Look through the material and copy each line holding "losses".

EXTRACTED INFORMATION.
— START —

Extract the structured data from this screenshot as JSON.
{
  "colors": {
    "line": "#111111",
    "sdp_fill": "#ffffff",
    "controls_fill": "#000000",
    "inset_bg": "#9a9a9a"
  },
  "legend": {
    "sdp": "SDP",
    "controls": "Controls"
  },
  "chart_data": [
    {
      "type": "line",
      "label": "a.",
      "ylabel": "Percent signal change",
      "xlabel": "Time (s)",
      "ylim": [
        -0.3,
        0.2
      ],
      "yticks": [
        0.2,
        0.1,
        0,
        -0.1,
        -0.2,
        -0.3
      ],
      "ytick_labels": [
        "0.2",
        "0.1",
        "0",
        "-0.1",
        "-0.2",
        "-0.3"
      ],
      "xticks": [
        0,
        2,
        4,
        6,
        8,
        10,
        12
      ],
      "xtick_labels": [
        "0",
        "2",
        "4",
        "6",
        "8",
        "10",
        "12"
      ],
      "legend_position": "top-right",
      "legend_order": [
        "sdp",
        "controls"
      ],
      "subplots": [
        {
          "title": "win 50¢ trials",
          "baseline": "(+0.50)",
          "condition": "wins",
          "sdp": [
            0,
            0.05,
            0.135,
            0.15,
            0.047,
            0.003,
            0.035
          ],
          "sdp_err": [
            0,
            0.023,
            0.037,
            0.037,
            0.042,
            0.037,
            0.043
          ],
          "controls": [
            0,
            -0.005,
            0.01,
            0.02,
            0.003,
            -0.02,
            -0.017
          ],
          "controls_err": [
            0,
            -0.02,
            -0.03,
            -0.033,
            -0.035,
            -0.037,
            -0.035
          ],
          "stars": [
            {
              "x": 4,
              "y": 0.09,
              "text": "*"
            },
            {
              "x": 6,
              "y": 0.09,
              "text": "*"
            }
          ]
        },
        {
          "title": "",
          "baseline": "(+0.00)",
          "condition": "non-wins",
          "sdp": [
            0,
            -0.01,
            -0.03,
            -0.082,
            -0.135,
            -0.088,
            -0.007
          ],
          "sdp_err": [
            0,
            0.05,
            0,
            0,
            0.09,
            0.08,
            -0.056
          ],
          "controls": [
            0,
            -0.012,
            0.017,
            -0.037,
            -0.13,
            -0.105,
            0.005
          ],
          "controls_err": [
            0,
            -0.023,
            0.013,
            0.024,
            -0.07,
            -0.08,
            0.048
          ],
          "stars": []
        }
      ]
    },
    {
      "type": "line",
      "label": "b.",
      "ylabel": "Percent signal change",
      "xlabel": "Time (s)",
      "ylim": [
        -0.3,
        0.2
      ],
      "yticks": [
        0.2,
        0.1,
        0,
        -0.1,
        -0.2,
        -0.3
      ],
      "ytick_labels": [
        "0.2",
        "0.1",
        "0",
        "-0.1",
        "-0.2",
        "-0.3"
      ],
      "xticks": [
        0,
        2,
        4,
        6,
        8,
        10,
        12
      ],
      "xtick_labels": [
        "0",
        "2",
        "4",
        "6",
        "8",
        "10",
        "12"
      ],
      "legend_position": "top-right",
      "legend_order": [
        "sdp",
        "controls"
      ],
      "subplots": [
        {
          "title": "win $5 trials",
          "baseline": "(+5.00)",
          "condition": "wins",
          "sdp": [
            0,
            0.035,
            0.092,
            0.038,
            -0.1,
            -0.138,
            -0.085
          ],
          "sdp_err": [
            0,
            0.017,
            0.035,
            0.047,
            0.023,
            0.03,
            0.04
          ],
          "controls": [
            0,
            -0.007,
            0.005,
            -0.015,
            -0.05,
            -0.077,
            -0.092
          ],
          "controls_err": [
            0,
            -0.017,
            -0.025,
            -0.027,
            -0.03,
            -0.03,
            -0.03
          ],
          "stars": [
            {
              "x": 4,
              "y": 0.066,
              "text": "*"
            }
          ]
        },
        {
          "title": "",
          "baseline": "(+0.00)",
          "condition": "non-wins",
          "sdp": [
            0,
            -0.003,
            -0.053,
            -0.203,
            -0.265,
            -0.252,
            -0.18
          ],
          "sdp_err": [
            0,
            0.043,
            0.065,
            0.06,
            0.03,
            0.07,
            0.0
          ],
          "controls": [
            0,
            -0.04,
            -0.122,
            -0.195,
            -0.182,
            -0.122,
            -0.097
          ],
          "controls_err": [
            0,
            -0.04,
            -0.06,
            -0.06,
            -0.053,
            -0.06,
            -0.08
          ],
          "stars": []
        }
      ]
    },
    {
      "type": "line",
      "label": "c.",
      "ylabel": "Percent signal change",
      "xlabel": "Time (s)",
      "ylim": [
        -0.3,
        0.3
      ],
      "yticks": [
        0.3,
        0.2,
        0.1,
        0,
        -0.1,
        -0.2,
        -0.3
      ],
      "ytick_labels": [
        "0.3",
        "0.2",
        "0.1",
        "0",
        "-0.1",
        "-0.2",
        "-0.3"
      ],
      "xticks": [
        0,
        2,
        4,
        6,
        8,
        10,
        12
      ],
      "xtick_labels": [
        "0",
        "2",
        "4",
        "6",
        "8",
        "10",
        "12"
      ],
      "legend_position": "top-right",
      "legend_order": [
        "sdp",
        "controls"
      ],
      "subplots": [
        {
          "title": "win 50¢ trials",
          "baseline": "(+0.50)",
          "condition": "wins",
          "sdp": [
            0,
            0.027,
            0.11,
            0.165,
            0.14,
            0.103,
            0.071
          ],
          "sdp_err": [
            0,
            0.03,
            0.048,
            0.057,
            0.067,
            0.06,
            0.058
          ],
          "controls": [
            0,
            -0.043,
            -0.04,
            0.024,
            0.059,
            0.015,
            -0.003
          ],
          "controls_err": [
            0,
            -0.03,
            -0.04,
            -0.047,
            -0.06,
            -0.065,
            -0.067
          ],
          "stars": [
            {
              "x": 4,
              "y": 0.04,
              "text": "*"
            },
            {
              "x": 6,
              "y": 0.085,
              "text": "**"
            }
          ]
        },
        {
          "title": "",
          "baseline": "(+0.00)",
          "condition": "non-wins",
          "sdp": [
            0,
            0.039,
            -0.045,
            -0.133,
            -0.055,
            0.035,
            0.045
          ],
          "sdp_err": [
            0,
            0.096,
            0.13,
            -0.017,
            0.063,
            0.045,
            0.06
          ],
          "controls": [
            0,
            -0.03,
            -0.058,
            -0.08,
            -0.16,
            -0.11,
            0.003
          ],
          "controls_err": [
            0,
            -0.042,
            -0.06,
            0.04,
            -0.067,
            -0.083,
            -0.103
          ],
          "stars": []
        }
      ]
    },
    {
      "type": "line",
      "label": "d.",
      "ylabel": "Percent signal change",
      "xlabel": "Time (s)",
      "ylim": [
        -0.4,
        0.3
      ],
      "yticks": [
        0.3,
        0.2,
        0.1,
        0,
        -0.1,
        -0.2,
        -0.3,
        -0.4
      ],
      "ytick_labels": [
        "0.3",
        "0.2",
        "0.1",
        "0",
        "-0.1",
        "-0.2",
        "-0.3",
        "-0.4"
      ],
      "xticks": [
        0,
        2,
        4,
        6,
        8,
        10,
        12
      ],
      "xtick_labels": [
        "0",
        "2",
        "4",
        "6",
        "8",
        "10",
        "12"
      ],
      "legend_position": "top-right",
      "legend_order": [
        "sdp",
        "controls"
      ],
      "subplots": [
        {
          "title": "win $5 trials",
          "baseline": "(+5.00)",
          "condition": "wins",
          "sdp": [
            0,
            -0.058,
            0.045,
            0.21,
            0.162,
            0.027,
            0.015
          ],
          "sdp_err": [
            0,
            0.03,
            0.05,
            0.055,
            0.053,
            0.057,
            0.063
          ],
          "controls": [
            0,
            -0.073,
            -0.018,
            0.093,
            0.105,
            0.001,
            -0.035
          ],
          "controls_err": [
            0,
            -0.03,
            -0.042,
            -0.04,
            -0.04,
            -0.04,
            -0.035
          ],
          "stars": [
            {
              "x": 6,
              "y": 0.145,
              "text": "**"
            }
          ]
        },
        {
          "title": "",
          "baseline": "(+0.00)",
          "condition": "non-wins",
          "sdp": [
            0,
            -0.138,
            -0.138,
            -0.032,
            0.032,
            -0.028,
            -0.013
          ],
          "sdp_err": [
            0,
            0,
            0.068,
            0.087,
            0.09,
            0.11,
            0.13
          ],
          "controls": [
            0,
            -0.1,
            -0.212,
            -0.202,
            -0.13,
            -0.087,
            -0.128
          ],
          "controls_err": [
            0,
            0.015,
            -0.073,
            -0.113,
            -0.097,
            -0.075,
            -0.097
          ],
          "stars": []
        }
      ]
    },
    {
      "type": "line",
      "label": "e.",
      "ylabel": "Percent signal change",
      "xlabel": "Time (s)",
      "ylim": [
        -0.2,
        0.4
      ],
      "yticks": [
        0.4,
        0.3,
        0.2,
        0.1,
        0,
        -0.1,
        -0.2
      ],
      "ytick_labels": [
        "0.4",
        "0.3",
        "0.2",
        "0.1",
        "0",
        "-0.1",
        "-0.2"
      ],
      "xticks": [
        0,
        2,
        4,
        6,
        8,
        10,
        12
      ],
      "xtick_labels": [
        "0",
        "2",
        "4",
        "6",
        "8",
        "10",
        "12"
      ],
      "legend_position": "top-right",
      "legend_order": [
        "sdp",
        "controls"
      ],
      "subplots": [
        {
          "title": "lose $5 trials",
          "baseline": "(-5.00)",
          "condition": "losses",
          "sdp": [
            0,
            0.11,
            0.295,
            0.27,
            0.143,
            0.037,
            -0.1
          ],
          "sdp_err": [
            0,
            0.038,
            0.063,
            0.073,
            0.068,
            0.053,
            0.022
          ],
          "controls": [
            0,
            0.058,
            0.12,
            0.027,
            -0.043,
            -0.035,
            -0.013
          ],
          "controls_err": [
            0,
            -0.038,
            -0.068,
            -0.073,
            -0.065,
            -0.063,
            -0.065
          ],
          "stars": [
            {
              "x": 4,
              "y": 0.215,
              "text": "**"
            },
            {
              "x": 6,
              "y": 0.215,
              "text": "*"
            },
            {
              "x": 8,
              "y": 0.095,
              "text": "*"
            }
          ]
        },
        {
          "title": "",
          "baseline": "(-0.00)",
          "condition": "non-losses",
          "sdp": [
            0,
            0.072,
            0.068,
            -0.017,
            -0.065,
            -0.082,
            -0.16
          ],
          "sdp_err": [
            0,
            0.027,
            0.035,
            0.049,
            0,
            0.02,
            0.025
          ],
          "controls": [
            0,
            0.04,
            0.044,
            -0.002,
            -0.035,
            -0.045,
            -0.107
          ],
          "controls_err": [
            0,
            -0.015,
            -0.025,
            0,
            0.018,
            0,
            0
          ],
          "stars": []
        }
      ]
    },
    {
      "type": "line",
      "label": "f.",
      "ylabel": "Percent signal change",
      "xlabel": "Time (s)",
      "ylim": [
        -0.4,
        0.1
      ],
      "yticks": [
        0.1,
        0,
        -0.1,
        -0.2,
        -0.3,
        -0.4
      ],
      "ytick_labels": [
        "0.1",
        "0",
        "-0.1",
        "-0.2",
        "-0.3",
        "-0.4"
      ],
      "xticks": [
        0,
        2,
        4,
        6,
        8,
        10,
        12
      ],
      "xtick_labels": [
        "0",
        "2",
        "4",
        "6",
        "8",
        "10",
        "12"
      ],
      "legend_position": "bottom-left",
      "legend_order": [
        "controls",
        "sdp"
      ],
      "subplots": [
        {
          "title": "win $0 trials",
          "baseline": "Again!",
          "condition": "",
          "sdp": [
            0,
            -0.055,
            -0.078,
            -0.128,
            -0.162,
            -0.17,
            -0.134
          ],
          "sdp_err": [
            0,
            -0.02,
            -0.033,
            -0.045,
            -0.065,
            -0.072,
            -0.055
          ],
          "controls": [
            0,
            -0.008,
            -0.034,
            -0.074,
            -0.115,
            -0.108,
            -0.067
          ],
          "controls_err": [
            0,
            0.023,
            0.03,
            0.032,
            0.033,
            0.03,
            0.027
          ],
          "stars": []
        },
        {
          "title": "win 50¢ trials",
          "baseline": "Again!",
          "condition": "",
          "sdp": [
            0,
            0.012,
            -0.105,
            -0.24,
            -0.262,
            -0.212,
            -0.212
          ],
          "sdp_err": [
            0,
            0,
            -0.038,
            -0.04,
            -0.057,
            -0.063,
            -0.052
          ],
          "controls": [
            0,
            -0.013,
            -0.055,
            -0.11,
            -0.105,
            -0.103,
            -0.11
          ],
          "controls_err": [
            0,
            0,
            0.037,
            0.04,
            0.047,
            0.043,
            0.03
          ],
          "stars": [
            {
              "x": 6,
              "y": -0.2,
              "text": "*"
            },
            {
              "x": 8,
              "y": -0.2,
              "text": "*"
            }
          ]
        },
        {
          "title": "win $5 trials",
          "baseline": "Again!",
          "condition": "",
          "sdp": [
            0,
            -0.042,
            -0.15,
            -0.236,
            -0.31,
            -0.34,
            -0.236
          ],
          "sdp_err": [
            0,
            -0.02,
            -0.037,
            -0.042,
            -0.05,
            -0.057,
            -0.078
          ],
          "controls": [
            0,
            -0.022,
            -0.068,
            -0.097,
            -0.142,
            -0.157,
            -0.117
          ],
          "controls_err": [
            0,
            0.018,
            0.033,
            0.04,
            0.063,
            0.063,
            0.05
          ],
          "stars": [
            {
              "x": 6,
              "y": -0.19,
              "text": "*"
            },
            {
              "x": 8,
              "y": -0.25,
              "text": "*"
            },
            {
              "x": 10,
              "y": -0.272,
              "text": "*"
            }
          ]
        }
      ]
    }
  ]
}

— END —

CORRECT RESULT.
          "condition": "losses",
          "condition": "non-losses",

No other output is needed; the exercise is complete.